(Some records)
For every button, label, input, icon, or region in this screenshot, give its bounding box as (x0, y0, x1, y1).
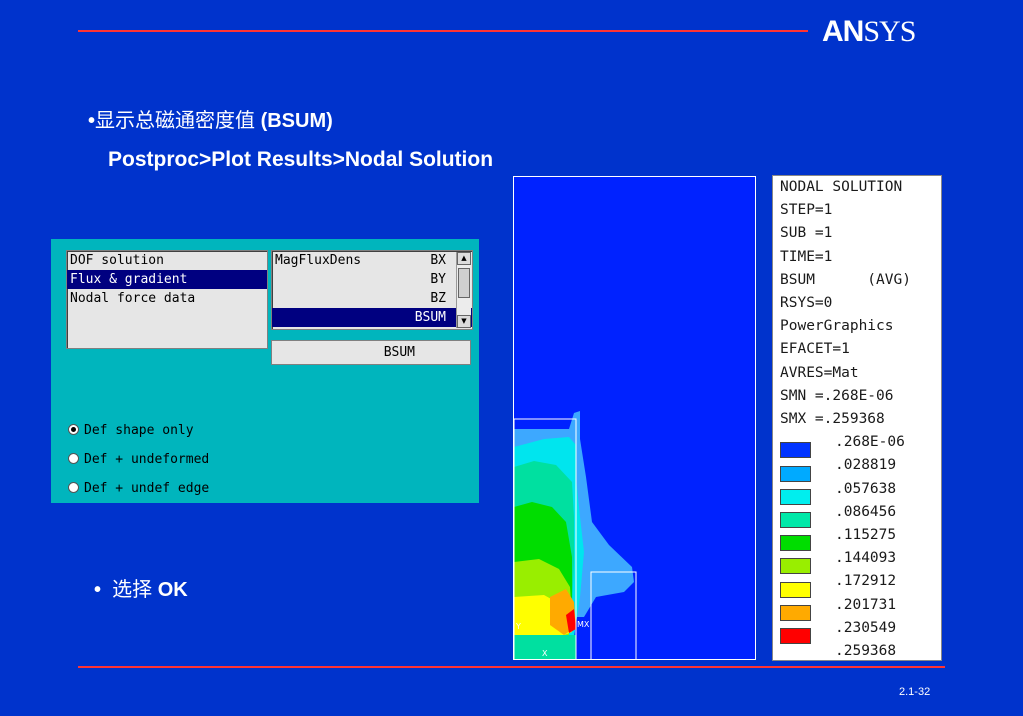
bsum-contour-plot: MX Y X (513, 176, 756, 660)
radio-circle-icon[interactable] (68, 424, 79, 435)
page-number: 2.1-32 (899, 686, 931, 698)
item-option[interactable]: BZ (272, 289, 472, 308)
legend-color-swatch (780, 512, 811, 528)
legend-color-swatch (780, 465, 811, 482)
legend-min-value: .268E-06 (835, 434, 905, 451)
legend-color-swatch (780, 558, 811, 575)
top-divider (78, 30, 808, 32)
item-group-label: MagFluxDens (275, 253, 362, 268)
item-component-label: BZ (430, 291, 446, 306)
item-component-label: BY (430, 272, 446, 287)
legend-info-line: PowerGraphics (780, 318, 894, 335)
legend-band-value: .057638 (835, 480, 897, 497)
legend-info-line: SUB =1 (780, 225, 833, 242)
legend-band-value: .259368 (835, 643, 897, 659)
category-item[interactable]: Flux & gradient (67, 270, 267, 289)
legend-band-value: .028819 (835, 457, 897, 474)
item-listbox[interactable]: MagFluxDens BX BY BZ BSUM ▲ ▼ (271, 250, 473, 330)
legend-color-swatch (780, 581, 811, 598)
item-option[interactable]: BSUM (272, 308, 472, 327)
legend-band-value: .115275 (835, 527, 897, 543)
bullet-display-bsum: •显示总磁通密度值 (BSUM) (88, 108, 333, 132)
mx-marker: MX (577, 620, 590, 629)
legend-info-line: AVRES=Mat (780, 364, 859, 381)
item-component-label: BSUM (414, 310, 446, 325)
legend-info-line: SMN =.268E-06 (780, 387, 894, 404)
radio-circle-icon[interactable] (68, 482, 79, 493)
legend-color-swatch (780, 442, 811, 459)
legend-info-line: STEP=1 (780, 202, 833, 219)
legend-info-line: NODAL SOLUTION (780, 179, 903, 195)
radio-circle-icon[interactable] (68, 453, 79, 464)
radio-option[interactable]: Def + undef edge (68, 479, 209, 499)
legend-info-line: TIME=1 (780, 248, 833, 265)
legend-color-swatch (780, 604, 811, 621)
contour-graphic: MX Y X (514, 177, 755, 659)
legend-info-line: SMX =.259368 (780, 411, 885, 427)
item-component-label: BX (430, 253, 446, 268)
item-list-scrollbar[interactable]: ▲ ▼ (456, 252, 471, 328)
radio-label: Def shape only (84, 423, 194, 438)
radio-option[interactable]: Def shape only (68, 421, 194, 441)
scrollbar-thumb[interactable] (458, 268, 470, 298)
bullet-select-ok: • 选择 OK (94, 577, 188, 601)
nodal-solution-dialog: DOF solution Flux & gradient Nodal force d… (51, 239, 479, 503)
legend-band-value: .172912 (835, 573, 897, 590)
legend-color-swatch (780, 488, 811, 505)
legend-info-line: RSYS=0 (780, 295, 833, 311)
legend-info-line: BSUM (AVG) (780, 271, 911, 288)
legend-color-swatch (780, 628, 811, 644)
category-item[interactable]: DOF solution (67, 251, 267, 270)
item-option[interactable]: BY (272, 270, 472, 289)
axis-y-label: Y (515, 622, 521, 631)
axis-x-label: X (542, 649, 548, 658)
radio-label: Def + undef edge (84, 481, 210, 496)
legend-band-value: .201731 (835, 596, 897, 613)
category-item[interactable]: Nodal force data (67, 289, 267, 308)
ansys-logo: ANSYS (822, 15, 916, 48)
menu-path: Postproc>Plot Results>Nodal Solution (108, 148, 494, 171)
bottom-divider (78, 666, 945, 668)
legend-band-value: .144093 (835, 550, 897, 567)
legend-color-swatch (780, 535, 811, 552)
item-option[interactable]: MagFluxDens BX (272, 251, 472, 270)
radio-option[interactable]: Def + undeformed (68, 450, 209, 470)
legend-band-value: .230549 (835, 619, 897, 636)
scroll-up-icon[interactable]: ▲ (457, 252, 471, 265)
contour-legend: NODAL SOLUTION STEP=1 SUB =1 TIME=1 BSUM (AV… (772, 175, 942, 661)
selected-item-field[interactable]: BSUM (271, 340, 471, 365)
legend-band-value: .086456 (835, 503, 897, 520)
scroll-down-icon[interactable]: ▼ (457, 315, 471, 328)
legend-info-line: EFACET=1 (780, 341, 850, 358)
category-listbox[interactable]: DOF solution Flux & gradient Nodal force d… (66, 250, 268, 349)
radio-label: Def + undeformed (84, 452, 210, 467)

▶ [Exercise]:
Copy each line of the material above that contains the string "MagFluxDens". Count only matches with the same capitalization.

▶ [Result for this exercise]:
item-group-label: MagFluxDens (275, 253, 362, 268)
item-listbox[interactable]: MagFluxDens BX BY BZ BSUM ▲ ▼ (271, 250, 473, 330)
item-option[interactable]: MagFluxDens BX (272, 251, 472, 270)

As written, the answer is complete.